### DO THIS
Go through the data below and copy it exactly, skipping every picture.

### LISTING
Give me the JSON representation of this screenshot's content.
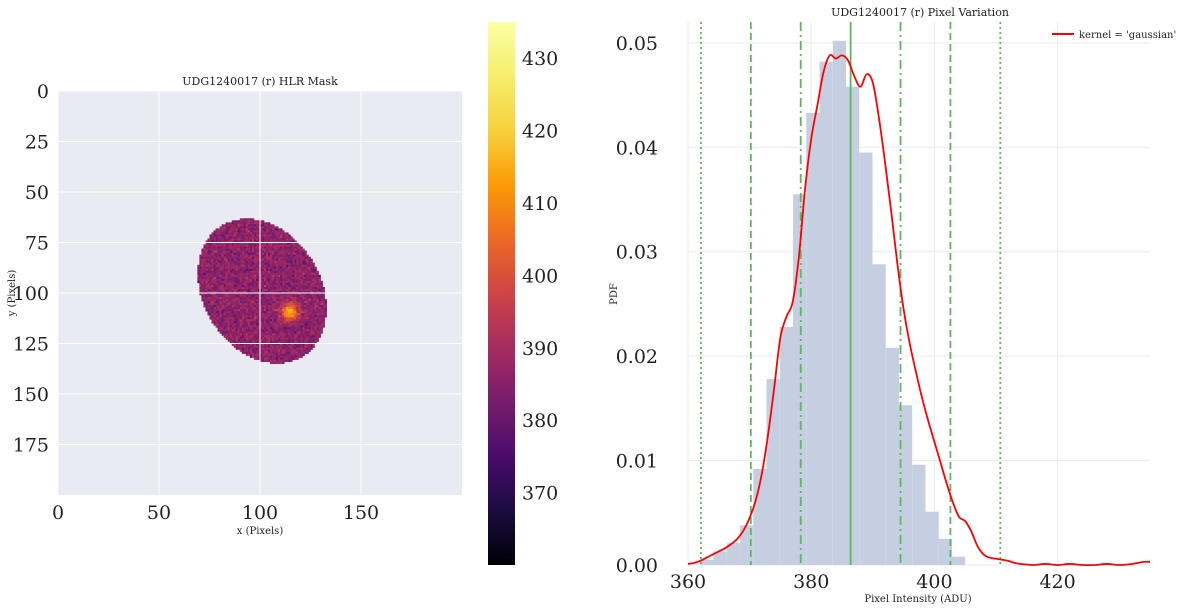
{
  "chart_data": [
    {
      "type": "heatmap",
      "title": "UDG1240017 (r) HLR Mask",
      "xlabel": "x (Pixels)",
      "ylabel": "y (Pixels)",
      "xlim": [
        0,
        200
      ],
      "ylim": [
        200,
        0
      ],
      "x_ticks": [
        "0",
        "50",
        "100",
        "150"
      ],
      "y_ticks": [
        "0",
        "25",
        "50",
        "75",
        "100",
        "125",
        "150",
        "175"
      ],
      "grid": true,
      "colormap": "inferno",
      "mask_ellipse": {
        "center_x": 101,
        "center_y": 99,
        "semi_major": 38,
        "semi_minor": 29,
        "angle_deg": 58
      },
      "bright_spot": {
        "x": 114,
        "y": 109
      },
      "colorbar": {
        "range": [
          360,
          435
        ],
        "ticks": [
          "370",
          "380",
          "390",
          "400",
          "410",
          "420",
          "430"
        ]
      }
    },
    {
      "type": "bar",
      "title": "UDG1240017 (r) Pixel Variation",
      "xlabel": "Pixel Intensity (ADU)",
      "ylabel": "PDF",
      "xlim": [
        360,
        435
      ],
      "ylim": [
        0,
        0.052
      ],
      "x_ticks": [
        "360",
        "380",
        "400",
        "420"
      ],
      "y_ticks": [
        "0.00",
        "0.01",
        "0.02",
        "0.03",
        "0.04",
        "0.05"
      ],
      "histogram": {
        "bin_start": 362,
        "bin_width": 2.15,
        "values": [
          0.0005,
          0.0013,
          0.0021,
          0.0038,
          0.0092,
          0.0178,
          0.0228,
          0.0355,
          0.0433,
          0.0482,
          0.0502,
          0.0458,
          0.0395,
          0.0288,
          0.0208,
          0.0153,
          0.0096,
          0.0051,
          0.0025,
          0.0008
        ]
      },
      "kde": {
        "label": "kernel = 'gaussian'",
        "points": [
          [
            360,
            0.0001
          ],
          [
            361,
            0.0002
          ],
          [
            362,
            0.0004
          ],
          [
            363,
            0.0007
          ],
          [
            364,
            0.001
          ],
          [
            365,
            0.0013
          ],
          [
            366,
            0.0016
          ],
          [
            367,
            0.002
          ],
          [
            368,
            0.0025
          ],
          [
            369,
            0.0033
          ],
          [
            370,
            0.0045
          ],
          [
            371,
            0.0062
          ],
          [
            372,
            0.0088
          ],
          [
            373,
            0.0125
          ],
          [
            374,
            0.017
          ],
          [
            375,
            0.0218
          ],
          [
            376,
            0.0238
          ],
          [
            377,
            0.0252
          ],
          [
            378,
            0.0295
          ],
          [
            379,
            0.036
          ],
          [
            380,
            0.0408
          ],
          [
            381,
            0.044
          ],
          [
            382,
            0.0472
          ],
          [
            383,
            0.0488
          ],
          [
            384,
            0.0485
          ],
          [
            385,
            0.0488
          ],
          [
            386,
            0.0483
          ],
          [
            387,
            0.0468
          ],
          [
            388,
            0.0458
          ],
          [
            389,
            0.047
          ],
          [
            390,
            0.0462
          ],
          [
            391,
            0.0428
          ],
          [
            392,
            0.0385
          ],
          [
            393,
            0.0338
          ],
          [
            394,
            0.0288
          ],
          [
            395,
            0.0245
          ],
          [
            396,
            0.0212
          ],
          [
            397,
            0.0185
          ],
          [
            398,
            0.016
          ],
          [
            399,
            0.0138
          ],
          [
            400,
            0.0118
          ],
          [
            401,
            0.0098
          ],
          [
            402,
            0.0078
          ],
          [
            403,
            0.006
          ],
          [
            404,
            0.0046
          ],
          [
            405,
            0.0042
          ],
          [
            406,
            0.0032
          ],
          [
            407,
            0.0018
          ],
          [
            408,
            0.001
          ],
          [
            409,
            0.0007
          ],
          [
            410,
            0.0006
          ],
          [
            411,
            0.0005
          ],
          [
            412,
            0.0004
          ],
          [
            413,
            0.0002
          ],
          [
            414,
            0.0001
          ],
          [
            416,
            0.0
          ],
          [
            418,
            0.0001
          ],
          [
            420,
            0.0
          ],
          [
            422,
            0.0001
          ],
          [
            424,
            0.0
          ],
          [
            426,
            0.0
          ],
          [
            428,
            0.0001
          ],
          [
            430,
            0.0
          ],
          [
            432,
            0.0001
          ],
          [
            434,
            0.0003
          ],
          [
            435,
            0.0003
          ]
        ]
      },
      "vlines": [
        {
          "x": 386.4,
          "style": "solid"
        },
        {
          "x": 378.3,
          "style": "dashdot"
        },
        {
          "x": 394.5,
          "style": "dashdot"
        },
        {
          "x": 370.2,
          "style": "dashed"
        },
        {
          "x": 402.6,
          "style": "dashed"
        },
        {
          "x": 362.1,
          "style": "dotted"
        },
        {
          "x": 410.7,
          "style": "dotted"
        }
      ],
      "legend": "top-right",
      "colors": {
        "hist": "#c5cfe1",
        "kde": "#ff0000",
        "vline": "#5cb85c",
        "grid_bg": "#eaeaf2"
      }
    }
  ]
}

### THE COMPLETED TASK
Give me the JSON representation of this screenshot's content.
{
  "chart_data": [
    {
      "type": "heatmap",
      "title": "UDG1240017 (r) HLR Mask",
      "xlabel": "x (Pixels)",
      "ylabel": "y (Pixels)",
      "xlim": [
        0,
        200
      ],
      "ylim": [
        200,
        0
      ],
      "x_ticks": [
        "0",
        "50",
        "100",
        "150"
      ],
      "y_ticks": [
        "0",
        "25",
        "50",
        "75",
        "100",
        "125",
        "150",
        "175"
      ],
      "grid": true,
      "colormap": "inferno",
      "mask_ellipse": {
        "center_x": 101,
        "center_y": 99,
        "semi_major": 38,
        "semi_minor": 29,
        "angle_deg": 58
      },
      "bright_spot": {
        "x": 114,
        "y": 109
      },
      "colorbar": {
        "range": [
          360,
          435
        ],
        "ticks": [
          "370",
          "380",
          "390",
          "400",
          "410",
          "420",
          "430"
        ]
      }
    },
    {
      "type": "bar",
      "title": "UDG1240017 (r) Pixel Variation",
      "xlabel": "Pixel Intensity (ADU)",
      "ylabel": "PDF",
      "xlim": [
        360,
        435
      ],
      "ylim": [
        0,
        0.052
      ],
      "x_ticks": [
        "360",
        "380",
        "400",
        "420"
      ],
      "y_ticks": [
        "0.00",
        "0.01",
        "0.02",
        "0.03",
        "0.04",
        "0.05"
      ],
      "histogram": {
        "bin_start": 362,
        "bin_width": 2.15,
        "values": [
          0.0005,
          0.0013,
          0.0021,
          0.0038,
          0.0092,
          0.0178,
          0.0228,
          0.0355,
          0.0433,
          0.0482,
          0.0502,
          0.0458,
          0.0395,
          0.0288,
          0.0208,
          0.0153,
          0.0096,
          0.0051,
          0.0025,
          0.0008
        ]
      },
      "kde": {
        "label": "kernel = 'gaussian'",
        "points": [
          [
            360,
            0.0001
          ],
          [
            361,
            0.0002
          ],
          [
            362,
            0.0004
          ],
          [
            363,
            0.0007
          ],
          [
            364,
            0.001
          ],
          [
            365,
            0.0013
          ],
          [
            366,
            0.0016
          ],
          [
            367,
            0.002
          ],
          [
            368,
            0.0025
          ],
          [
            369,
            0.0033
          ],
          [
            370,
            0.0045
          ],
          [
            371,
            0.0062
          ],
          [
            372,
            0.0088
          ],
          [
            373,
            0.0125
          ],
          [
            374,
            0.017
          ],
          [
            375,
            0.0218
          ],
          [
            376,
            0.0238
          ],
          [
            377,
            0.0252
          ],
          [
            378,
            0.0295
          ],
          [
            379,
            0.036
          ],
          [
            380,
            0.0408
          ],
          [
            381,
            0.044
          ],
          [
            382,
            0.0472
          ],
          [
            383,
            0.0488
          ],
          [
            384,
            0.0485
          ],
          [
            385,
            0.0488
          ],
          [
            386,
            0.0483
          ],
          [
            387,
            0.0468
          ],
          [
            388,
            0.0458
          ],
          [
            389,
            0.047
          ],
          [
            390,
            0.0462
          ],
          [
            391,
            0.0428
          ],
          [
            392,
            0.0385
          ],
          [
            393,
            0.0338
          ],
          [
            394,
            0.0288
          ],
          [
            395,
            0.0245
          ],
          [
            396,
            0.0212
          ],
          [
            397,
            0.0185
          ],
          [
            398,
            0.016
          ],
          [
            399,
            0.0138
          ],
          [
            400,
            0.0118
          ],
          [
            401,
            0.0098
          ],
          [
            402,
            0.0078
          ],
          [
            403,
            0.006
          ],
          [
            404,
            0.0046
          ],
          [
            405,
            0.0042
          ],
          [
            406,
            0.0032
          ],
          [
            407,
            0.0018
          ],
          [
            408,
            0.001
          ],
          [
            409,
            0.0007
          ],
          [
            410,
            0.0006
          ],
          [
            411,
            0.0005
          ],
          [
            412,
            0.0004
          ],
          [
            413,
            0.0002
          ],
          [
            414,
            0.0001
          ],
          [
            416,
            0.0
          ],
          [
            418,
            0.0001
          ],
          [
            420,
            0.0
          ],
          [
            422,
            0.0001
          ],
          [
            424,
            0.0
          ],
          [
            426,
            0.0
          ],
          [
            428,
            0.0001
          ],
          [
            430,
            0.0
          ],
          [
            432,
            0.0001
          ],
          [
            434,
            0.0003
          ],
          [
            435,
            0.0003
          ]
        ]
      },
      "vlines": [
        {
          "x": 386.4,
          "style": "solid"
        },
        {
          "x": 378.3,
          "style": "dashdot"
        },
        {
          "x": 394.5,
          "style": "dashdot"
        },
        {
          "x": 370.2,
          "style": "dashed"
        },
        {
          "x": 402.6,
          "style": "dashed"
        },
        {
          "x": 362.1,
          "style": "dotted"
        },
        {
          "x": 410.7,
          "style": "dotted"
        }
      ],
      "legend": "top-right",
      "colors": {
        "hist": "#c5cfe1",
        "kde": "#ff0000",
        "vline": "#5cb85c",
        "grid_bg": "#eaeaf2"
      }
    }
  ]
}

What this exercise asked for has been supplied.